-- begin --

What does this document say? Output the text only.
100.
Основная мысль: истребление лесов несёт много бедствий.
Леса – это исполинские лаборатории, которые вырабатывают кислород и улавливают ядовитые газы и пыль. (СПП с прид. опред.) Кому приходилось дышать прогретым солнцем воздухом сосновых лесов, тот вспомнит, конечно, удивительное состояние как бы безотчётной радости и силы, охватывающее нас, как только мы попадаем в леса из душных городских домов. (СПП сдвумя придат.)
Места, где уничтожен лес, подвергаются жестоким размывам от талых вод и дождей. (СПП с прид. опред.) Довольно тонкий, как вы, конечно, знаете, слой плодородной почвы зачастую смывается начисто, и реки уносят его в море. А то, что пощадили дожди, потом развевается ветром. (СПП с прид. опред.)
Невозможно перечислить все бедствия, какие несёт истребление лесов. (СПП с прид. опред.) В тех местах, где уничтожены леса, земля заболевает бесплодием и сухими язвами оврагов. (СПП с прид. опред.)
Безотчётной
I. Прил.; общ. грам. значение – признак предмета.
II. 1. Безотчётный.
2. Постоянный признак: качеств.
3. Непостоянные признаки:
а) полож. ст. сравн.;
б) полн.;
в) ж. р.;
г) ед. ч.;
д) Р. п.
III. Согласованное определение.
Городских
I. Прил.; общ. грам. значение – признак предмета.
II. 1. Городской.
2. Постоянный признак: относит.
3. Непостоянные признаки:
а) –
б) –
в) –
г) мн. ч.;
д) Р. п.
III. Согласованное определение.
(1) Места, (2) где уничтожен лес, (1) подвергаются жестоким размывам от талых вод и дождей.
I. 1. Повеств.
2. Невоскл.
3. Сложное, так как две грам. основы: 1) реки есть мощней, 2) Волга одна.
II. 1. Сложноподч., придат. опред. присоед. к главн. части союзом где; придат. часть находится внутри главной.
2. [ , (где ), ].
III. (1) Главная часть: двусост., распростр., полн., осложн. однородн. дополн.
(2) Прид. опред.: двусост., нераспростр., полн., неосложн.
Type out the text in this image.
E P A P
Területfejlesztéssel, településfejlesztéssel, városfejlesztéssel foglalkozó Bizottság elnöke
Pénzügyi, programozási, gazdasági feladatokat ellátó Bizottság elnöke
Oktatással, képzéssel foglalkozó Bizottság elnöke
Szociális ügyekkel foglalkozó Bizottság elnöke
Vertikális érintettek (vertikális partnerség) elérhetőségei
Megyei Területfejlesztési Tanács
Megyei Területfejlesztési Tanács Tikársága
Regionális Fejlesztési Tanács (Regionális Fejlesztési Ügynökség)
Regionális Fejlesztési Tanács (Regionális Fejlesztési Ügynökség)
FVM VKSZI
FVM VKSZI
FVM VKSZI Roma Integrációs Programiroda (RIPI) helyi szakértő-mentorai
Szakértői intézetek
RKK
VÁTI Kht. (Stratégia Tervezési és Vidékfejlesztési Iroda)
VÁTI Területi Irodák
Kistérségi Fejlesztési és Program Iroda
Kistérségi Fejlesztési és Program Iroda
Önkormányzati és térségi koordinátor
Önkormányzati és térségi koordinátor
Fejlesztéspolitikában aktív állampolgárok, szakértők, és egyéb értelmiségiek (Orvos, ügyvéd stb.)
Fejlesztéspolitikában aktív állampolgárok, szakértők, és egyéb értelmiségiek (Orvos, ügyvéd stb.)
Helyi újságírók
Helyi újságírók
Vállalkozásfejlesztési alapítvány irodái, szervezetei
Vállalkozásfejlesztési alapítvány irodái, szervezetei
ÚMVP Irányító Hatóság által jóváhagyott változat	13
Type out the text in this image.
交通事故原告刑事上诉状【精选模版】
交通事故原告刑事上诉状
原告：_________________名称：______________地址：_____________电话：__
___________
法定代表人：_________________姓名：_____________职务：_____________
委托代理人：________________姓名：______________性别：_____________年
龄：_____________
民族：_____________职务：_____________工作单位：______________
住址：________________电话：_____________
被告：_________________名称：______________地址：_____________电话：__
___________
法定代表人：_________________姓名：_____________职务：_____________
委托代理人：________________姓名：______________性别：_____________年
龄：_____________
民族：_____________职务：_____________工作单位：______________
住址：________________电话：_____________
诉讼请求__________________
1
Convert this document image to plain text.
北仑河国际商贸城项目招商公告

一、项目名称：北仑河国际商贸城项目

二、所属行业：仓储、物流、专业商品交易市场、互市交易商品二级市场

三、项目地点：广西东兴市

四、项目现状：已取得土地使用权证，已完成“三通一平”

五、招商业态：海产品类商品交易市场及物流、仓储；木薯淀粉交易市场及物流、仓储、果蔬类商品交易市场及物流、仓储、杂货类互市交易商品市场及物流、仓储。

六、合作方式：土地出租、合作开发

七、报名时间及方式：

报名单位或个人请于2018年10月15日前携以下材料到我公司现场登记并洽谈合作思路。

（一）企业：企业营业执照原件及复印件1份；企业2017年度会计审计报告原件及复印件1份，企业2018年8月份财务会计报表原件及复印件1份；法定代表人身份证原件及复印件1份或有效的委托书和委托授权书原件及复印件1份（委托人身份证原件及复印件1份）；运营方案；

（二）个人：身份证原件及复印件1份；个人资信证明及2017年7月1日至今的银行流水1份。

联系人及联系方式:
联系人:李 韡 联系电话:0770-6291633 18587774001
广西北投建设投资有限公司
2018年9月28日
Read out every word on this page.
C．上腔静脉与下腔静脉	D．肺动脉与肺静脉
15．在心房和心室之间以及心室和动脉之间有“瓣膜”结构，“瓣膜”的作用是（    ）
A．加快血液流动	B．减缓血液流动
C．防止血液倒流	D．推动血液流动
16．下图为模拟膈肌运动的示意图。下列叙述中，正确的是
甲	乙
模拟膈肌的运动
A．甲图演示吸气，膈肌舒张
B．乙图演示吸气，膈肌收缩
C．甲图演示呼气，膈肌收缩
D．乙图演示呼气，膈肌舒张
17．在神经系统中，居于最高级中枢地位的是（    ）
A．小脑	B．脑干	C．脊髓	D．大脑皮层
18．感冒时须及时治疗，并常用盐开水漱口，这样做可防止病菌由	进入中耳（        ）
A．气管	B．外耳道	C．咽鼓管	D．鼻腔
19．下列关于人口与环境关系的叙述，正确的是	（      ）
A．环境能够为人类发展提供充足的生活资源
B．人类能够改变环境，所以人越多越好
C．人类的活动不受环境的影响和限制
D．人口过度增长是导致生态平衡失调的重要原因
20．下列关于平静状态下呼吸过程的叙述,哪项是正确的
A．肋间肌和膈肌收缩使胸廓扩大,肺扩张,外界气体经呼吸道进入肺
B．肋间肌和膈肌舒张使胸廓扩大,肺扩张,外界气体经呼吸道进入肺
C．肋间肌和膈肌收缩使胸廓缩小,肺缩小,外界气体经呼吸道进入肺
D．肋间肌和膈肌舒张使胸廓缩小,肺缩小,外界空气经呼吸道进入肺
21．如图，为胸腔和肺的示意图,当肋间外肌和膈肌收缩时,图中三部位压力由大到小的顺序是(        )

-- end --

● Challenge
Copy out all of the records above with nothing altered.

● Answer for this exercise
What does this document say? Output the text only.
100.
Основная мысль: истребление лесов несёт много бедствий.
Леса – это исполинские лаборатории, которые вырабатывают кислород и улавливают ядовитые газы и пыль. (СПП с прид. опред.) Кому приходилось дышать прогретым солнцем воздухом сосновых лесов, тот вспомнит, конечно, удивительное состояние как бы безотчётной радости и силы, охватывающее нас, как только мы попадаем в леса из душных городских домов. (СПП сдвумя придат.)
Места, где уничтожен лес, подвергаются жестоким размывам от талых вод и дождей. (СПП с прид. опред.) Довольно тонкий, как вы, конечно, знаете, слой плодородной почвы зачастую смывается начисто, и реки уносят его в море. А то, что пощадили дожди, потом развевается ветром. (СПП с прид. опред.)
Невозможно перечислить все бедствия, какие несёт истребление лесов. (СПП с прид. опред.) В тех местах, где уничтожены леса, земля заболевает бесплодием и сухими язвами оврагов. (СПП с прид. опред.)
Безотчётной
I. Прил.; общ. грам. значение – признак предмета.
II. 1. Безотчётный.
2. Постоянный признак: качеств.
3. Непостоянные признаки:
а) полож. ст. сравн.;
б) полн.;
в) ж. р.;
г) ед. ч.;
д) Р. п.
III. Согласованное определение.
Городских
I. Прил.; общ. грам. значение – признак предмета.
II. 1. Городской.
2. Постоянный признак: относит.
3. Непостоянные признаки:
а) –
б) –
в) –
г) мн. ч.;
д) Р. п.
III. Согласованное определение.
(1) Места, (2) где уничтожен лес, (1) подвергаются жестоким размывам от талых вод и дождей.
I. 1. Повеств.
2. Невоскл.
3. Сложное, так как две грам. основы: 1) реки есть мощней, 2) Волга одна.
II. 1. Сложноподч., придат. опред. присоед. к главн. части союзом где; придат. часть находится внутри главной.
2. [ , (где ), ].
III. (1) Главная часть: двусост., распростр., полн., осложн. однородн. дополн.
(2) Прид. опред.: двусост., нераспростр., полн., неосложн.
Type out the text in this image.
E P A P
Területfejlesztéssel, településfejlesztéssel, városfejlesztéssel foglalkozó Bizottság elnöke
Pénzügyi, programozási, gazdasági feladatokat ellátó Bizottság elnöke
Oktatással, képzéssel foglalkozó Bizottság elnöke
Szociális ügyekkel foglalkozó Bizottság elnöke
Vertikális érintettek (vertikális partnerség) elérhetőségei
Megyei Területfejlesztési Tanács
Megyei Területfejlesztési Tanács Tikársága
Regionális Fejlesztési Tanács (Regionális Fejlesztési Ügynökség)
Regionális Fejlesztési Tanács (Regionális Fejlesztési Ügynökség)
FVM VKSZI
FVM VKSZI
FVM VKSZI Roma Integrációs Programiroda (RIPI) helyi szakértő-mentorai
Szakértői intézetek
RKK
VÁTI Kht. (Stratégia Tervezési és Vidékfejlesztési Iroda)
VÁTI Területi Irodák
Kistérségi Fejlesztési és Program Iroda
Kistérségi Fejlesztési és Program Iroda
Önkormányzati és térségi koordinátor
Önkormányzati és térségi koordinátor
Fejlesztéspolitikában aktív állampolgárok, szakértők, és egyéb értelmiségiek (Orvos, ügyvéd stb.)
Fejlesztéspolitikában aktív állampolgárok, szakértők, és egyéb értelmiségiek (Orvos, ügyvéd stb.)
Helyi újságírók
Helyi újságírók
Vállalkozásfejlesztési alapítvány irodái, szervezetei
Vállalkozásfejlesztési alapítvány irodái, szervezetei
ÚMVP Irányító Hatóság által jóváhagyott változat	13
Type out the text in this image.
交通事故原告刑事上诉状【精选模版】
交通事故原告刑事上诉状
原告：_________________名称：______________地址：_____________电话：__
___________
法定代表人：_________________姓名：_____________职务：_____________
委托代理人：________________姓名：______________性别：_____________年
龄：_____________
民族：_____________职务：_____________工作单位：______________
住址：________________电话：_____________
被告：_________________名称：______________地址：_____________电话：__
___________
法定代表人：_________________姓名：_____________职务：_____________
委托代理人：________________姓名：______________性别：_____________年
龄：_____________
民族：_____________职务：_____________工作单位：______________
住址：________________电话：_____________
诉讼请求__________________
1
Convert this document image to plain text.
北仑河国际商贸城项目招商公告

一、项目名称：北仑河国际商贸城项目

二、所属行业：仓储、物流、专业商品交易市场、互市交易商品二级市场

三、项目地点：广西东兴市

四、项目现状：已取得土地使用权证，已完成“三通一平”

五、招商业态：海产品类商品交易市场及物流、仓储；木薯淀粉交易市场及物流、仓储、果蔬类商品交易市场及物流、仓储、杂货类互市交易商品市场及物流、仓储。

六、合作方式：土地出租、合作开发

七、报名时间及方式：

报名单位或个人请于2018年10月15日前携以下材料到我公司现场登记并洽谈合作思路。

（一）企业：企业营业执照原件及复印件1份；企业2017年度会计审计报告原件及复印件1份，企业2018年8月份财务会计报表原件及复印件1份；法定代表人身份证原件及复印件1份或有效的委托书和委托授权书原件及复印件1份（委托人身份证原件及复印件1份）；运营方案；

（二）个人：身份证原件及复印件1份；个人资信证明及2017年7月1日至今的银行流水1份。

联系人及联系方式:
联系人:李 韡 联系电话:0770-6291633 18587774001
广西北投建设投资有限公司
2018年9月28日
Read out every word on this page.
C．上腔静脉与下腔静脉	D．肺动脉与肺静脉
15．在心房和心室之间以及心室和动脉之间有“瓣膜”结构，“瓣膜”的作用是（    ）
A．加快血液流动	B．减缓血液流动
C．防止血液倒流	D．推动血液流动
16．下图为模拟膈肌运动的示意图。下列叙述中，正确的是
甲	乙
模拟膈肌的运动
A．甲图演示吸气，膈肌舒张
B．乙图演示吸气，膈肌收缩
C．甲图演示呼气，膈肌收缩
D．乙图演示呼气，膈肌舒张
17．在神经系统中，居于最高级中枢地位的是（    ）
A．小脑	B．脑干	C．脊髓	D．大脑皮层
18．感冒时须及时治疗，并常用盐开水漱口，这样做可防止病菌由	进入中耳（        ）
A．气管	B．外耳道	C．咽鼓管	D．鼻腔
19．下列关于人口与环境关系的叙述，正确的是	（      ）
A．环境能够为人类发展提供充足的生活资源
B．人类能够改变环境，所以人越多越好
C．人类的活动不受环境的影响和限制
D．人口过度增长是导致生态平衡失调的重要原因
20．下列关于平静状态下呼吸过程的叙述,哪项是正确的
A．肋间肌和膈肌收缩使胸廓扩大,肺扩张,外界气体经呼吸道进入肺
B．肋间肌和膈肌舒张使胸廓扩大,肺扩张,外界气体经呼吸道进入肺
C．肋间肌和膈肌收缩使胸廓缩小,肺缩小,外界气体经呼吸道进入肺
D．肋间肌和膈肌舒张使胸廓缩小,肺缩小,外界空气经呼吸道进入肺
21．如图，为胸腔和肺的示意图,当肋间外肌和膈肌收缩时,图中三部位压力由大到小的顺序是(        )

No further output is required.